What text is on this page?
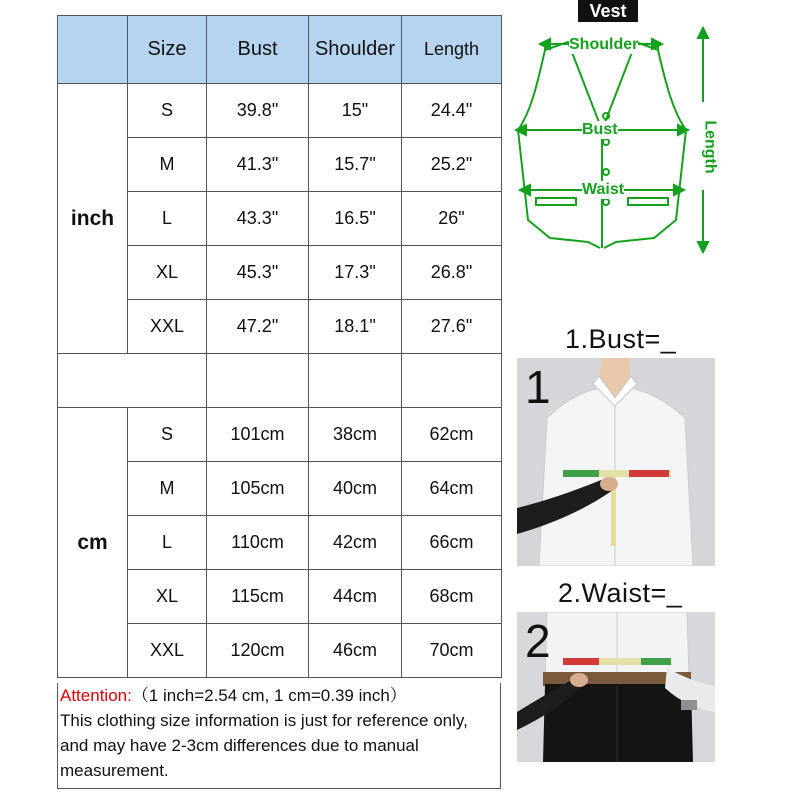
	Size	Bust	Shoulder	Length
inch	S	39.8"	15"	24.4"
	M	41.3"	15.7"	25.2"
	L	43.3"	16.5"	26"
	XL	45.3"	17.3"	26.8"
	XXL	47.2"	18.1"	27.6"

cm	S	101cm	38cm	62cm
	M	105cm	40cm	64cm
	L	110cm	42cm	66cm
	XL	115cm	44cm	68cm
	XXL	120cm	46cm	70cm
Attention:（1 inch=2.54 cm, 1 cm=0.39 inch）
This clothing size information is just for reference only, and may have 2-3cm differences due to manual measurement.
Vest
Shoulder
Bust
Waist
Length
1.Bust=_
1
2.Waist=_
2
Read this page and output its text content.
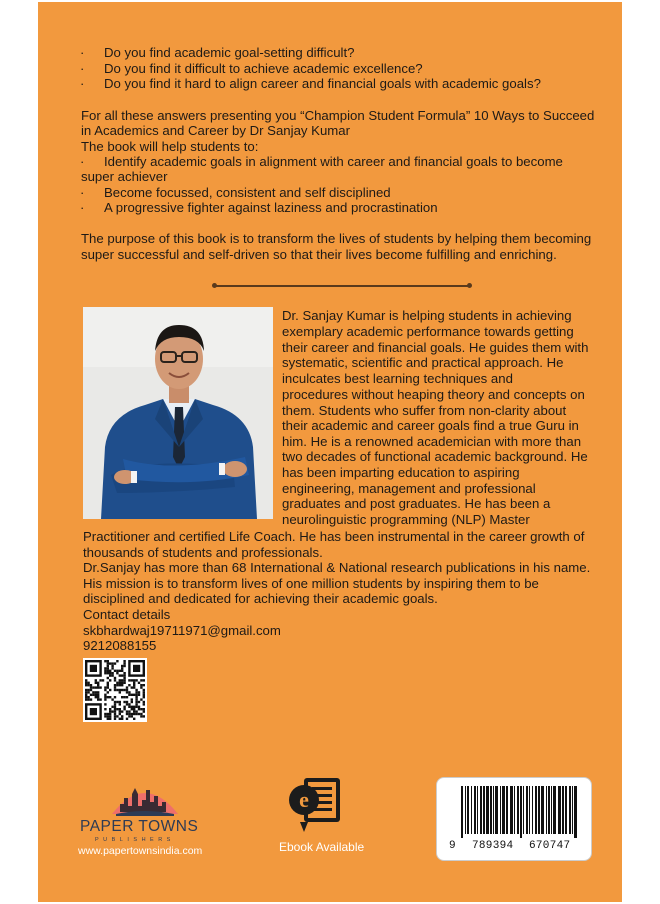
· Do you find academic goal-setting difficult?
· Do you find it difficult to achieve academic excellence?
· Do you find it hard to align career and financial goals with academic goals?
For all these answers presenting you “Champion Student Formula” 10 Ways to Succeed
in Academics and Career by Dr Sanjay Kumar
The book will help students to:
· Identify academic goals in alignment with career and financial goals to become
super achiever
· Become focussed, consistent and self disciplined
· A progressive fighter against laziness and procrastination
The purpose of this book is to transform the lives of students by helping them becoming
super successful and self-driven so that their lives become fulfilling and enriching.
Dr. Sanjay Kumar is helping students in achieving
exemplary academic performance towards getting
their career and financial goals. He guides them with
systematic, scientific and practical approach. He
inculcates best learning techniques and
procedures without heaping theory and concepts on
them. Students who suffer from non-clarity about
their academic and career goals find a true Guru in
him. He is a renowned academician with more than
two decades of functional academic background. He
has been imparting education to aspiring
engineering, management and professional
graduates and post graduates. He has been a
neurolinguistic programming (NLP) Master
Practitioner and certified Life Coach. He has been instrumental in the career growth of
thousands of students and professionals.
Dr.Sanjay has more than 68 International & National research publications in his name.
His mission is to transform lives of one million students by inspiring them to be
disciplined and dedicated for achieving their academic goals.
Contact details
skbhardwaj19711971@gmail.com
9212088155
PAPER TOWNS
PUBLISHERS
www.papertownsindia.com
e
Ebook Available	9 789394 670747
════════
**Task to complete**
Whichever lines contain the string "helping", select and copy them.

**Right answer**
The purpose of this book is to transform the lives of students by helping them becoming
Dr. Sanjay Kumar is helping students in achieving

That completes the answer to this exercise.